Reading text:
┄┄┄┄┄┄┄┄┄┄┄┄┄┄┄┄┄┄┄┄

Granted it also fails to boot 40% of the time because <unknown>...

...and sometimes it only boots if I bang Enter on the serial console.

> > > Even then, that could be accomplished with a simple calculation of the
> > > 2^32 block requirement multiplied against the block size plus some slop
> > > value like 1GB without significantly changing timing. I.e., the whole
> > > big hunk above could be reduced to something like:
> > > 
> > > # Calculate the fs size based on block size and the number of delalloc blocks we
> > > # must be able to reserve to overflow. Add some room to account for fs
> > > # metadata overhead and round to 512b so losetup doesn't complain.
> > > nr_cows="$(( ( (2 ** 32) / MAXEXTLEN ) + 100 ))"
> > > loop_file_sz=$(( (nr_cows * MAXEXTLEN * blksz * 12 / 10) / 512 * 512 ))
> > > 
> > > From there, we could either push the _require_fs_space() down after the
> > > mkfs:
> > > 
> > > # Now that we've formatted the filesystem, make sure the scratch fs has enough
> > > # room for $nr_cows blocks in two files, again allowing for some overhead.
> > > _require_fs_space $SCRATCH_MNT $(( ( 2 * nr_cows * blksz * 12 / 10 ) / 1024 ))
> > > 
> > > Or if that's too hacky, just enforce a worst case value for the fs
> > > metadata portion of the required space. As mentioned, the difference I
> > > see between 20T and 300T on a 4k scratch dev is ~6MB. fiemap shows most
> > > of that made up as 40 512b extents, which is 20kb. Extrapolate that out
> > > to a 64k scratch fs and we come in under 20MB. ISTM we could just take
> > > add something like 500MB/1GB to the _require_fs_space() calculation
> > > above to account for the 256MB log + all other fs structure and still
> > > allow the test to run in most cases.
> > > 
> > > Hmmmm.. unless I'm miscalculating, even the nr_cows portion of the
> > > required space only comes out to ~320MB with a 64k scratch dev. Perhaps
> > > we could skip all of this (except for the sizing of the loop file) and
> > > just '_require_fs_space <1GB>' at the top of the test with a couple
> > > lines of comment to document the worst case calculation. That leaves
> > > plenty of extra space and is still small enough that it likely won't
> > > filter out in most test envs. I also don't think we need to push
> > > anything more than the resulting mkfs output to the $seqres.full file,
> > > so altogether that allows us to remove almost a screen full of
> > > calculation cruft from the test (if you account for the huge comment
> > > required to document the calculations).

┄┄┄┄┄┄┄┄┄┄┄┄┄┄┄┄┄┄┄┄

Extracted material:
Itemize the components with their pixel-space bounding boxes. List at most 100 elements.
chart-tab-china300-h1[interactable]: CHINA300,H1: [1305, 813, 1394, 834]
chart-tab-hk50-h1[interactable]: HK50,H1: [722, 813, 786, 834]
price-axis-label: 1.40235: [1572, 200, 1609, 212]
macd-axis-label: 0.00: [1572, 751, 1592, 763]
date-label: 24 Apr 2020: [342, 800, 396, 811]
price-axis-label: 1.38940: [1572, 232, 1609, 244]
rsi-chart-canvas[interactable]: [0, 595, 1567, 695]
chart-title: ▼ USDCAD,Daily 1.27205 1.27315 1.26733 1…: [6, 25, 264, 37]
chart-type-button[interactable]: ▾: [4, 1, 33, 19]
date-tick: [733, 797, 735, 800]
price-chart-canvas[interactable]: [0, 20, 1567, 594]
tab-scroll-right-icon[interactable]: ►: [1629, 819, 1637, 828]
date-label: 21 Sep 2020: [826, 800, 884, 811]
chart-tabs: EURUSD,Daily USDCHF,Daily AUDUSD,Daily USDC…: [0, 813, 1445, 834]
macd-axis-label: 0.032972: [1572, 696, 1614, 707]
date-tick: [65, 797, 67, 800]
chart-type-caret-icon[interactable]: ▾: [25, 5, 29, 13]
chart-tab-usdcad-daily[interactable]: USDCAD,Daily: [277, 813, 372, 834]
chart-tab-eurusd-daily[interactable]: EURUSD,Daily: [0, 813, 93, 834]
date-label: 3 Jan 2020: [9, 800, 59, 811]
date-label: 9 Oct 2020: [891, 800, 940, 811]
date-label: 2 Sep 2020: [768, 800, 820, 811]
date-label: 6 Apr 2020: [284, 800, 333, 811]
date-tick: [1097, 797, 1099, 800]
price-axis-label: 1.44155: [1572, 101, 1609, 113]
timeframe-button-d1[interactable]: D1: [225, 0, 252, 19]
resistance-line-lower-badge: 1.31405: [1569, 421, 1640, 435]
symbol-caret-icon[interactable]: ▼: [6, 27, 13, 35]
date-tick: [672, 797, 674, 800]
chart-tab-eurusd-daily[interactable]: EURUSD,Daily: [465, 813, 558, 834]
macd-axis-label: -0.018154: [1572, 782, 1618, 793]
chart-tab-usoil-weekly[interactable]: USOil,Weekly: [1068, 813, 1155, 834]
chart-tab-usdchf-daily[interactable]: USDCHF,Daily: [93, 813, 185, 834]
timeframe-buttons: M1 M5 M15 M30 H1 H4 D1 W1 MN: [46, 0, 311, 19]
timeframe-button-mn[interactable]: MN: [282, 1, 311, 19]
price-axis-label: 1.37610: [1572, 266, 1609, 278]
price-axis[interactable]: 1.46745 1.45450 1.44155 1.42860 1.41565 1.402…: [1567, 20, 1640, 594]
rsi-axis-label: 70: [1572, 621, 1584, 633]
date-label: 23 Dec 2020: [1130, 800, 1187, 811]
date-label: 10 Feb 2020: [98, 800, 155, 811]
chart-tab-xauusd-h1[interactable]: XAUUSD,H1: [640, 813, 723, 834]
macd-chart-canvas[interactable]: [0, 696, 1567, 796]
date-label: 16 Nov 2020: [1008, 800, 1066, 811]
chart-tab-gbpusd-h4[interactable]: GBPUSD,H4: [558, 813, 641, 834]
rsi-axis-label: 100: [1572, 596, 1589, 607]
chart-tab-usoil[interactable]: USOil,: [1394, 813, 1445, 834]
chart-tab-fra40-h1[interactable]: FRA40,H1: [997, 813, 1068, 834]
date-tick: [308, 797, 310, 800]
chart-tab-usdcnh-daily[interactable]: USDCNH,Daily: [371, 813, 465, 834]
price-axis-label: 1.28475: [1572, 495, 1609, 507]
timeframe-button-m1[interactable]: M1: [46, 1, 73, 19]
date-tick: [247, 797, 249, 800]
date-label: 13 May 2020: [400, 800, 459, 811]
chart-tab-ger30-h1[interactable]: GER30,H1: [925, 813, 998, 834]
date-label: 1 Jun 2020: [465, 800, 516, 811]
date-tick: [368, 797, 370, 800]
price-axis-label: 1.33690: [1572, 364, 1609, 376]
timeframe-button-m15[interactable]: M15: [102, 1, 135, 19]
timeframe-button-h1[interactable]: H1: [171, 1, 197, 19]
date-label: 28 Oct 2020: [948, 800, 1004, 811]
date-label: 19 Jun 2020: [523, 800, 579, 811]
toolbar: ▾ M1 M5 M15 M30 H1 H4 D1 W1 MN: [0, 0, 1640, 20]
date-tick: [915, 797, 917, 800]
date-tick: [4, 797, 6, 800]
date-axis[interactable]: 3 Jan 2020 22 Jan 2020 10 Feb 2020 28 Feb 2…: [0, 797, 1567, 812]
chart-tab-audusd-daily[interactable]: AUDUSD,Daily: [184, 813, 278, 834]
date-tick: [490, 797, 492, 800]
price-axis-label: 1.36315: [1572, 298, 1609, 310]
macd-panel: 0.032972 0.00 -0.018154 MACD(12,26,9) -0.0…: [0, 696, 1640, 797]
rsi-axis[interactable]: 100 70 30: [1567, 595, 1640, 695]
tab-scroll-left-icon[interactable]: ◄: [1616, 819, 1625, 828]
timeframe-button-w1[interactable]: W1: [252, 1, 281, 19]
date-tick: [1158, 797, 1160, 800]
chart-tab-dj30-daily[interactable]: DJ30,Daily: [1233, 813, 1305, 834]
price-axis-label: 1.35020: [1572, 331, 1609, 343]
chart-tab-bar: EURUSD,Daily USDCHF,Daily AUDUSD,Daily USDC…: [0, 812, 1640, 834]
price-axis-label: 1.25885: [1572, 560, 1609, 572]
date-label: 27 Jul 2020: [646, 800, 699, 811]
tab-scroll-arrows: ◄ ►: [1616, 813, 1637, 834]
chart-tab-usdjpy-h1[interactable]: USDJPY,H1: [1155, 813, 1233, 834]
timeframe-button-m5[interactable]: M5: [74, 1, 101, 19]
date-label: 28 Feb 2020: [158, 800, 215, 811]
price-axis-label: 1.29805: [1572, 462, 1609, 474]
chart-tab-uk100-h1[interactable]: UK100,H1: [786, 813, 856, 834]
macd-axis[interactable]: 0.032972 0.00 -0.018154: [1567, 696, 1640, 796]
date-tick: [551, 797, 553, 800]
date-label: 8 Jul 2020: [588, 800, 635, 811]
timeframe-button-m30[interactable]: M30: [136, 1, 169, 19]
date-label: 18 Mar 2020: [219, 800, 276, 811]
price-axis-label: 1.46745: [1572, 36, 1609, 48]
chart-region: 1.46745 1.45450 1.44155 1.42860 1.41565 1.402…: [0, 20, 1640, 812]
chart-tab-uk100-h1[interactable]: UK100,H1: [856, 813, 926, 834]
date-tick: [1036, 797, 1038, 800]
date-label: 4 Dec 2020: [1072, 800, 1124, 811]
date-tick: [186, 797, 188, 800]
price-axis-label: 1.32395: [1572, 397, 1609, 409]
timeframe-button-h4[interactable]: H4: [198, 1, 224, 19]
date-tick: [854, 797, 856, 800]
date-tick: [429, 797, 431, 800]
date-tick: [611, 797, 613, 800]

┄┄┄┄┄┄┄┄┄┄┄┄┄┄┄┄┄┄┄┄

Stated exercise: Please carry on the discussion about sizing the test filesystem, picking up after its last sentence. The records are separate material and have no connection to the filesystem-sizing discussion.

Result of the task:
> > 
> > In practice I noticed that the space usage usually came out around
> > ~780MB for the 300T filesystem, with rmap and reflink both enabled.  I'm
> > tempted just to assume that 1G of space on the scratch fs is fine
> > though.  Maybe I'll just hardwire it to 1.2G and leave it.
> > 
> 
> That includes the log as well? If so, 1.2G sounds reasonable to me.

Yep. du -ms $TEST_DIR/a.img

--D

> Brian
> 
> > > > > > +loop_file=$SCRATCH_MNT/a.img
> > > > > > +loop_mount=$SCRATCH_MNT/a
> > > > > > +$XFS_IO_PROG -f -c "truncate $loop_file_sz" $loop_file
> > > > > > +loop_dev=$(_create_loop_device $loop_file)
> > > > > > +
> > > > > > +# Now we have to create the source file.  The goal is to overflow a 32-bit
> > > > > > +# i_delayed_blks, which means that we have to create at least that many delayed
> > > > > > +# allocation block reservations.  Take advantage of the fact that a cowextsize
> > > > > > +# hint causes creation of large speculative delalloc reservations in the cow
> > > > > > +# fork to reduce the amount of work we have to do.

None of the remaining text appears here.